*Exercise goal:* Using the records below, count the lines with "placeholder" in them. Give the number only.

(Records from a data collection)
_ _ _
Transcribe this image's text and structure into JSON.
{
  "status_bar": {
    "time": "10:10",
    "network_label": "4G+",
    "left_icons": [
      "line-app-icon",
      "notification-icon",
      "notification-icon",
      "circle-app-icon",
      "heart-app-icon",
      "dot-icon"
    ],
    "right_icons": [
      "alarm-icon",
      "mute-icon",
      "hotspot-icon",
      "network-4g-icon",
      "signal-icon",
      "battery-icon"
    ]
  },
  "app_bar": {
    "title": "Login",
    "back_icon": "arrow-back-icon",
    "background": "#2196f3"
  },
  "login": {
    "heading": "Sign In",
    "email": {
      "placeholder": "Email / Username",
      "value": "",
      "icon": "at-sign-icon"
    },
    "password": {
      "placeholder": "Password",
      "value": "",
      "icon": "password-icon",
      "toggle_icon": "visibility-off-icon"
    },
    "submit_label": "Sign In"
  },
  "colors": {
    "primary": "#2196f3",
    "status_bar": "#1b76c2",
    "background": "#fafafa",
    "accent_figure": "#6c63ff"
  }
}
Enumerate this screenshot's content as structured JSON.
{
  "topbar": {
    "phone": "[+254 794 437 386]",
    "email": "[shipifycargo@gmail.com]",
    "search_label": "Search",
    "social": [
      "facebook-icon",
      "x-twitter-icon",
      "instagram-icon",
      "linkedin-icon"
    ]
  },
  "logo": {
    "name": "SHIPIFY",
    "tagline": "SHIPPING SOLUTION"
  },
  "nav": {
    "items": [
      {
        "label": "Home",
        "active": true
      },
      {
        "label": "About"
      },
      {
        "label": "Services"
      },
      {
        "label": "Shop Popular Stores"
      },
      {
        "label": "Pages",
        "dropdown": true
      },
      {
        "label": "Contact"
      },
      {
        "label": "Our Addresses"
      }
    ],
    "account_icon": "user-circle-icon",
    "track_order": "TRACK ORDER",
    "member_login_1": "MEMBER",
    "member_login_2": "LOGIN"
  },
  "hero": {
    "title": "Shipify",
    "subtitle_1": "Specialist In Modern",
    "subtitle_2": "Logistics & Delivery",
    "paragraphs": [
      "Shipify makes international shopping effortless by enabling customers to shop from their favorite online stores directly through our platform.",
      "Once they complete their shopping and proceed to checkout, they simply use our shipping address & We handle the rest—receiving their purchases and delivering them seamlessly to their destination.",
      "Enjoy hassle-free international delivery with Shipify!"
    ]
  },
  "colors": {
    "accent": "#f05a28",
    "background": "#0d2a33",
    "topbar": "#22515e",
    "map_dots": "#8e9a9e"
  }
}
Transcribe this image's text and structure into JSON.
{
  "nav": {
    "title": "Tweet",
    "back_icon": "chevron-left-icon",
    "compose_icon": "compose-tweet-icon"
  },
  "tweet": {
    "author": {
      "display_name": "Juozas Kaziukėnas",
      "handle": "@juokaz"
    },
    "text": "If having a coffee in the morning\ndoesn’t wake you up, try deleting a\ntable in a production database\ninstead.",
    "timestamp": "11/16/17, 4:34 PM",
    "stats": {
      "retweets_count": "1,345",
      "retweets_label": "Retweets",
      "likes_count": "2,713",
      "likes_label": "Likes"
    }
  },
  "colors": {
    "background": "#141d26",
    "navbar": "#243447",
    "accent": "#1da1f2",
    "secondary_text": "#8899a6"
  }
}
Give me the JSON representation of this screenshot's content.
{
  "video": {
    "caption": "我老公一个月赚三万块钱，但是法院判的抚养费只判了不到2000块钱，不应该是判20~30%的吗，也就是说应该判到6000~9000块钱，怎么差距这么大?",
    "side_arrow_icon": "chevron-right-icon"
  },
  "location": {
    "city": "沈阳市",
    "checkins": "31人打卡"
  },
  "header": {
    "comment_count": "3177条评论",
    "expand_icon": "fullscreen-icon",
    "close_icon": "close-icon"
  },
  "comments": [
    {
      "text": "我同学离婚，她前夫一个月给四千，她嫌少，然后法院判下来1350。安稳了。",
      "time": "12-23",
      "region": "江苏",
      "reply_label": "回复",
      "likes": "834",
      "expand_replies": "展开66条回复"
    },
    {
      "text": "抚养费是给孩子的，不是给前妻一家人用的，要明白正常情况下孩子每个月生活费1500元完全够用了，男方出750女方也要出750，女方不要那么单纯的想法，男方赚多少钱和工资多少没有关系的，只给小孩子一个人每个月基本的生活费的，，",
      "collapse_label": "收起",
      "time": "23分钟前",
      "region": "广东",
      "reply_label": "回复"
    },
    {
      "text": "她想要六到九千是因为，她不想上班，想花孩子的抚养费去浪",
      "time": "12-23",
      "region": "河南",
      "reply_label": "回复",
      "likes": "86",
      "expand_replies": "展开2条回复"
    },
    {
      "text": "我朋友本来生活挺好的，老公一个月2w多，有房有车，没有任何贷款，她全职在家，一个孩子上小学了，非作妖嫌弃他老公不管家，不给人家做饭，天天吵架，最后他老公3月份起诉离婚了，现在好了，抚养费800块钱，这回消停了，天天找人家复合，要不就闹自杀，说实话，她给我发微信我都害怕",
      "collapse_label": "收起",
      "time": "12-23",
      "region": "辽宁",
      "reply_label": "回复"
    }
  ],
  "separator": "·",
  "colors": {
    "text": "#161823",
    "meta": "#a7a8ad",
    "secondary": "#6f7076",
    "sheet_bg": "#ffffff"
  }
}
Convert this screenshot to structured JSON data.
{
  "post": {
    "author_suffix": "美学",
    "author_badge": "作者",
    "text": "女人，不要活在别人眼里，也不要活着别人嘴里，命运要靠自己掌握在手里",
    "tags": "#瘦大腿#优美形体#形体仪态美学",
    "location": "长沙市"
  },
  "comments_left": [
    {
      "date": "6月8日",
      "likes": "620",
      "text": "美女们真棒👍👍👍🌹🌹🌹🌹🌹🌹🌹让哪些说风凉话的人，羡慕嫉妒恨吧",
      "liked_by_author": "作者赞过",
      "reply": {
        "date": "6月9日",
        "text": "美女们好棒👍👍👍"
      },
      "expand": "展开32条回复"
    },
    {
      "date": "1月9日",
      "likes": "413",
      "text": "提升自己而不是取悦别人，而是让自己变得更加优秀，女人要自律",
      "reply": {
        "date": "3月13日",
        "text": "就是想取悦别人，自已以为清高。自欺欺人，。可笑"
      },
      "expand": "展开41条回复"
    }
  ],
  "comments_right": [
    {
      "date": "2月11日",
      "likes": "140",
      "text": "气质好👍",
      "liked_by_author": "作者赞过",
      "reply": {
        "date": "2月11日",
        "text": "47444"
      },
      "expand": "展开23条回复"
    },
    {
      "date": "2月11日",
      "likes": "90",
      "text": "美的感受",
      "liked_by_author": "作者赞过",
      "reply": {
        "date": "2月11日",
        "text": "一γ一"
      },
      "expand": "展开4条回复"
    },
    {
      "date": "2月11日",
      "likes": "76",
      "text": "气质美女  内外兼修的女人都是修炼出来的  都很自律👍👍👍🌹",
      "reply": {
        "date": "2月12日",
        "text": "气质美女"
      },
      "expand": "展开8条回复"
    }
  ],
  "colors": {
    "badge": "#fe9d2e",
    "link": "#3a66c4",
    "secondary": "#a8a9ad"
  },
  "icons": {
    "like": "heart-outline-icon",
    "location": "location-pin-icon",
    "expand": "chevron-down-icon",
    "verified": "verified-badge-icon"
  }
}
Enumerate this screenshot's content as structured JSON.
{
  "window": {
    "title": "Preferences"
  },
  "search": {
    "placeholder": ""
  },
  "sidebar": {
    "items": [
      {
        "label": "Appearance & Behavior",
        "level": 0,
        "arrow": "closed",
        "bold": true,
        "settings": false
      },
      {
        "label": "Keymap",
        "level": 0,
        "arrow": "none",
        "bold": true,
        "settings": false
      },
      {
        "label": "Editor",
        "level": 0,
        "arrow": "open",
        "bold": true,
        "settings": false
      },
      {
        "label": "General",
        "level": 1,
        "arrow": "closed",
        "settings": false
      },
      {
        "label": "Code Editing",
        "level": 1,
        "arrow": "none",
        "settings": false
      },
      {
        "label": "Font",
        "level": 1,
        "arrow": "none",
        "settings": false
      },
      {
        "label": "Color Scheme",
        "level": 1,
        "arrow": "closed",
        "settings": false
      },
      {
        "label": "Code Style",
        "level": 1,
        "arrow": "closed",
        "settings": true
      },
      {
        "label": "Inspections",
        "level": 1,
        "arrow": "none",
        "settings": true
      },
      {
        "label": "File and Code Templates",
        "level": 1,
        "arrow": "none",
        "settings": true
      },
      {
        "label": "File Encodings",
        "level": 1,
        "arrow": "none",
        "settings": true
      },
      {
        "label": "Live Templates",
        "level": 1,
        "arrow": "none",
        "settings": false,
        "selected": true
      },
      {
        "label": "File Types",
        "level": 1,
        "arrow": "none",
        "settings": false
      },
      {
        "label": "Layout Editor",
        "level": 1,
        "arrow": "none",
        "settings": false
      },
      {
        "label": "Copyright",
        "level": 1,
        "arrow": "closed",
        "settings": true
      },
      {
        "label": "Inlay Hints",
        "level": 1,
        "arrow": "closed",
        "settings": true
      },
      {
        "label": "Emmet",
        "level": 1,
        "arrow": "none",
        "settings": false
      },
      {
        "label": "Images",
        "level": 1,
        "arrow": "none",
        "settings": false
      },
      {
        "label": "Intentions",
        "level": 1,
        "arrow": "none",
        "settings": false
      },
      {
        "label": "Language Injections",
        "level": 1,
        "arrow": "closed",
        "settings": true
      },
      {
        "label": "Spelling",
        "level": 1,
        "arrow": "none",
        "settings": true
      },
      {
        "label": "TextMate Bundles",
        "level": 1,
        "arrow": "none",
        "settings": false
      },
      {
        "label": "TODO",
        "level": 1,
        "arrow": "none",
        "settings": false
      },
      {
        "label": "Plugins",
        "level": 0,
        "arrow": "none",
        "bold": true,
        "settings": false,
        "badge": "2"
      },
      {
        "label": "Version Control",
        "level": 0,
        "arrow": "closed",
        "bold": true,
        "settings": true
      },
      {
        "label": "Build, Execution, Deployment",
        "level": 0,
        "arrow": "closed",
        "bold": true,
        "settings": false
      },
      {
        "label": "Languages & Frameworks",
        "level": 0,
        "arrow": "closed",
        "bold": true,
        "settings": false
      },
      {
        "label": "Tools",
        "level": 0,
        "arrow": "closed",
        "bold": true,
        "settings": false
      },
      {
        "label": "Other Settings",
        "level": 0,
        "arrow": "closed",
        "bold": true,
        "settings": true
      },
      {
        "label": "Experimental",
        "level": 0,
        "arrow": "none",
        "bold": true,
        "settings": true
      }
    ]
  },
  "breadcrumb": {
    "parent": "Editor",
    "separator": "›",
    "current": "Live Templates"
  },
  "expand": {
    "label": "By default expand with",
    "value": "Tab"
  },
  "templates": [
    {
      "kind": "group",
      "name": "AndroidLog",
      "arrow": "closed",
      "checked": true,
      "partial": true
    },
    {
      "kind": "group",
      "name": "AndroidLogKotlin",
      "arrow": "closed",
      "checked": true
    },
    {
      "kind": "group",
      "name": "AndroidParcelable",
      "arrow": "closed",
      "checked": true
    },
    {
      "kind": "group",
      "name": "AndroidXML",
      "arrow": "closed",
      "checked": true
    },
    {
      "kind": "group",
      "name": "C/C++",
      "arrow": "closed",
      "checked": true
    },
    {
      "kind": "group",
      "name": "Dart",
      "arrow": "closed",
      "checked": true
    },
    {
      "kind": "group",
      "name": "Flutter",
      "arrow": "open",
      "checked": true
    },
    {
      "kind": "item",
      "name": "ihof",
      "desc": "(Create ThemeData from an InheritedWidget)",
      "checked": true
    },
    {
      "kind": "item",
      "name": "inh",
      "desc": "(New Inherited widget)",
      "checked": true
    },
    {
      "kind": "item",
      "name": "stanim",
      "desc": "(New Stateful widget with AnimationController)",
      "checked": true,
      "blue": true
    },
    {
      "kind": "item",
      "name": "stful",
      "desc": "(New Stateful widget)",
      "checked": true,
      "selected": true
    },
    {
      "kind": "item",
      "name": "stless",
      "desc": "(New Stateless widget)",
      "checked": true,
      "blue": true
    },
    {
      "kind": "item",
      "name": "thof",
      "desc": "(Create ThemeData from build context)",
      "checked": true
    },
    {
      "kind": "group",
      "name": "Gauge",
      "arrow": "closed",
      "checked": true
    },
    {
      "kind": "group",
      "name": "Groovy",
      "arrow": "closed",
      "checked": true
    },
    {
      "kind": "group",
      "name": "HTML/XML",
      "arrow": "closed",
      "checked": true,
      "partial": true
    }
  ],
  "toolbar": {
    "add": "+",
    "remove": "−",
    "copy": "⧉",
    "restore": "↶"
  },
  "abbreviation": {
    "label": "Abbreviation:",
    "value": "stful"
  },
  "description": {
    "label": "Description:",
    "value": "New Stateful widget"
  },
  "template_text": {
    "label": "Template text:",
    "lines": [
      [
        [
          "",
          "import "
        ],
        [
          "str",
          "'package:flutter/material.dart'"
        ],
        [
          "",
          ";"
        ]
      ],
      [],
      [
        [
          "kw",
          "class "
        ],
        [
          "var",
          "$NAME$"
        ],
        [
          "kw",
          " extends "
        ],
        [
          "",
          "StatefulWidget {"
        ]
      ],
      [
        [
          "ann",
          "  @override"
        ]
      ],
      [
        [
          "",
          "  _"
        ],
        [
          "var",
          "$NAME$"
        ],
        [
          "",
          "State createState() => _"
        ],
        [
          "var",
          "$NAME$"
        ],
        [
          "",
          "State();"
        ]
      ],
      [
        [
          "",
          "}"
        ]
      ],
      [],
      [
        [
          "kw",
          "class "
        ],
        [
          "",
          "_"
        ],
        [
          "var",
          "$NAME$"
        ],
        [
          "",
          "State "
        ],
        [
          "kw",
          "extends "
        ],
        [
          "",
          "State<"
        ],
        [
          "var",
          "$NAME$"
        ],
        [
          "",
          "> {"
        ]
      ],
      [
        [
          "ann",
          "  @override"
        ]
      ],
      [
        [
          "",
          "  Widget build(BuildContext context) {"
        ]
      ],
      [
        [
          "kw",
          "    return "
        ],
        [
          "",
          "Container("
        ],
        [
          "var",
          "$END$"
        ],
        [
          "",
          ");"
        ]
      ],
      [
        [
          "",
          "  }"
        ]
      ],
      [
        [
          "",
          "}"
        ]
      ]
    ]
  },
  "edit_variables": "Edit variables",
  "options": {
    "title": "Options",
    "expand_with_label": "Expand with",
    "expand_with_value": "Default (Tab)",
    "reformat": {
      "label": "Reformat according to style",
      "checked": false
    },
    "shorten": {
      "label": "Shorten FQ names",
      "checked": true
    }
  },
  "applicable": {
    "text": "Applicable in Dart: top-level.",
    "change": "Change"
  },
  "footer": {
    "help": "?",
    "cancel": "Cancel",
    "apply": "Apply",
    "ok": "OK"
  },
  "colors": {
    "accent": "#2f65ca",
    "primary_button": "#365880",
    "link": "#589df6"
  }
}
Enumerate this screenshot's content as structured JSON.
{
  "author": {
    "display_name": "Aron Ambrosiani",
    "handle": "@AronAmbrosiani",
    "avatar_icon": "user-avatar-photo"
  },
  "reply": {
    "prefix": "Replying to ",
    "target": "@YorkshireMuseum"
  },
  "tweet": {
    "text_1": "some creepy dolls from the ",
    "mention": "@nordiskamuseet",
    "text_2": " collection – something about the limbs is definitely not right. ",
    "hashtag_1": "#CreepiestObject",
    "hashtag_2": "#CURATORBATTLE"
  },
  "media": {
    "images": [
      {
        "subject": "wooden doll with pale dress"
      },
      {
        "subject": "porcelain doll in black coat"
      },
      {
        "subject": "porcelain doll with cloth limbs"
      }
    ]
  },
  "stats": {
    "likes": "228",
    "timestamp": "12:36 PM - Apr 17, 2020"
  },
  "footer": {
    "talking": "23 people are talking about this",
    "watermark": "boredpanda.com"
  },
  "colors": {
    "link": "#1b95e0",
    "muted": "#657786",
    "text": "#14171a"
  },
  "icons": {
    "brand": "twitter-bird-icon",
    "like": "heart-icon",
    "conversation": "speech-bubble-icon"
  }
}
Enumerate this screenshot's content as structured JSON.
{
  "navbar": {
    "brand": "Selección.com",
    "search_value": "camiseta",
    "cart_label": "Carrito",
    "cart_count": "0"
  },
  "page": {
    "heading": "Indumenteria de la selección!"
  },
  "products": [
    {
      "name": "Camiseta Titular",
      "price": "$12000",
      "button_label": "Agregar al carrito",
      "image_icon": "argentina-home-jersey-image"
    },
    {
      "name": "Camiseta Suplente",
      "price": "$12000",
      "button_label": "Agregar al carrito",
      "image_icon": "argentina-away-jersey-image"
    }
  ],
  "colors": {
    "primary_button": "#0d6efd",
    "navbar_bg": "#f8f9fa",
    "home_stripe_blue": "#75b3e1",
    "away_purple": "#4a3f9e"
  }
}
_ _ _
*Reply:* 3